▶ **Directive**: Extract all lines in the data that contain the word "users".

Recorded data
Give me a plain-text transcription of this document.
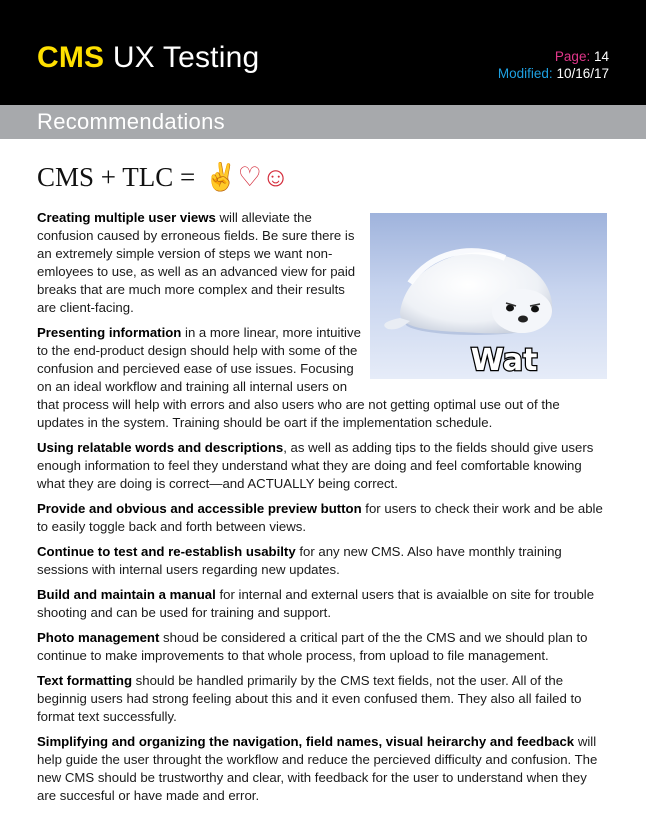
CMS UX Testing	Page: 14
Modified: 10/16/17
Recommendations
CMS + TLC = ✌♡☺
Wat

Creating multiple user views will alleviate the confusion caused by erroneous fields. Be sure there is an extremely simple version of steps we want non-emloyees to use, as well as an advanced view for paid breaks that are much more complex and their results are client-facing.

Presenting information in a more linear, more intuitive to the end-product design should help with some of the confusion and percieved ease of use issues. Focusing on an ideal workflow and training all internal users on that process will help with errors and also users who are not getting optimal use out of the updates in the system. Training should be oart if the implementation schedule.

Using relatable words and descriptions, as well as adding tips to the fields should give users enough information to feel they understand what they are doing and feel comfortable knowing what they are doing is correct—and ACTUALLY being correct.

Provide and obvious and accessible preview button for users to check their work and be able to easily toggle back and forth between views.

Continue to test and re-establish usabilty for any new CMS. Also have monthly training sessions with internal users regarding new updates.

Build and maintain a manual for internal and external users that is avaialble on site for trouble shooting and can be used for training and support.

Photo management shoud be considered a critical part of the the CMS and we should plan to continue to make improvements to that whole process, from upload to file management.

Text formatting should be handled primarily by the CMS text fields, not the user. All of the beginnig users had strong feeling about this and it even confused them. They also all failed to format text successfully.

Simplifying and organizing the navigation, field names, visual heirarchy and feedback will help guide the user throught the workflow and reduce the percieved difficulty and confusion. The new CMS should be trustworthy and clear, with feedback for the user to understand when they are succesful or have made and error.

▶ **Correct response**:
Presenting information in a more linear, more intuitive to the end-product design should help with some of the confusion and percieved ease of use issues. Focusing on an ideal workflow and training all internal users on that process will help with errors and also users who are not getting optimal use out of the updates in the system. Training should be oart if the implementation schedule.
Using relatable words and descriptions, as well as adding tips to the fields should give users enough information to feel they understand what they are doing and feel comfortable knowing what they are doing is correct—and ACTUALLY being correct.
Provide and obvious and accessible preview button for users to check their work and be able to easily toggle back and forth between views.
Continue to test and re-establish usabilty for any new CMS. Also have monthly training sessions with internal users regarding new updates.
Build and maintain a manual for internal and external users that is avaialble on site for trouble shooting and can be used for training and support.
Text formatting should be handled primarily by the CMS text fields, not the user. All of the beginnig users had strong feeling about this and it even confused them. They also all failed to format text successfully.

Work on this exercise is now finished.